● Aim
Write out each line exactly as given. Leave the pictures out of your copy.

● Excerpted data
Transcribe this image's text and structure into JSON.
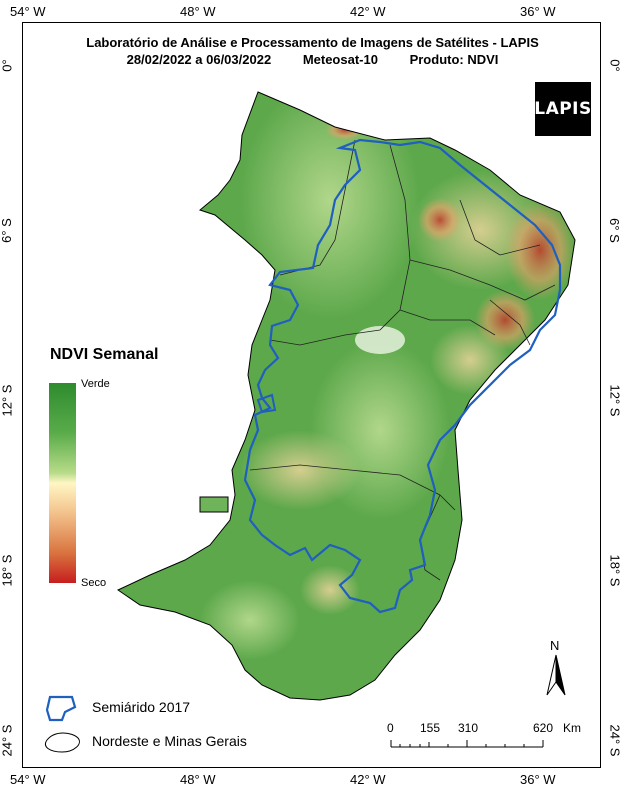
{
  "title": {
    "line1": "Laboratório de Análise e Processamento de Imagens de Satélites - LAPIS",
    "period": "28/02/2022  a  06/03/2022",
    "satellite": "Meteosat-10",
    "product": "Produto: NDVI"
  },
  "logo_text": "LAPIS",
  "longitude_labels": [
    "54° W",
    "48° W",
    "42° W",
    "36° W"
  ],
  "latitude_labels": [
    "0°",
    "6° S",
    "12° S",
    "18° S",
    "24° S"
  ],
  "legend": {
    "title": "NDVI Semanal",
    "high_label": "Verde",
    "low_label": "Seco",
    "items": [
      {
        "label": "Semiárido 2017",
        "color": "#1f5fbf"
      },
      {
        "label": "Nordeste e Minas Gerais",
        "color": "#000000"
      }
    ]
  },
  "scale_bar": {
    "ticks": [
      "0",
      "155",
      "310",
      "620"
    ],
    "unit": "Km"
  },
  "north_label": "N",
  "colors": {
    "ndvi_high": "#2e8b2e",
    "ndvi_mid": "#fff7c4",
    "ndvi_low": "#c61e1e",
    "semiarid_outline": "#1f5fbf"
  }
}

● Exercise answer
Transcribe this image's text and structure into JSON.
{
  "title": {
    "line1": "Laboratório de Análise e Processamento de Imagens de Satélites - LAPIS",
    "period": "28/02/2022  a  06/03/2022",
    "satellite": "Meteosat-10",
    "product": "Produto: NDVI"
  },
  "logo_text": "LAPIS",
  "longitude_labels": [
    "54° W",
    "48° W",
    "42° W",
    "36° W"
  ],
  "latitude_labels": [
    "0°",
    "6° S",
    "12° S",
    "18° S",
    "24° S"
  ],
  "legend": {
    "title": "NDVI Semanal",
    "high_label": "Verde",
    "low_label": "Seco",
    "items": [
      {
        "label": "Semiárido 2017",
        "color": "#1f5fbf"
      },
      {
        "label": "Nordeste e Minas Gerais",
        "color": "#000000"
      }
    ]
  },
  "scale_bar": {
    "ticks": [
      "0",
      "155",
      "310",
      "620"
    ],
    "unit": "Km"
  },
  "north_label": "N",
  "colors": {
    "ndvi_high": "#2e8b2e",
    "ndvi_mid": "#fff7c4",
    "ndvi_low": "#c61e1e",
    "semiarid_outline": "#1f5fbf"
  }
}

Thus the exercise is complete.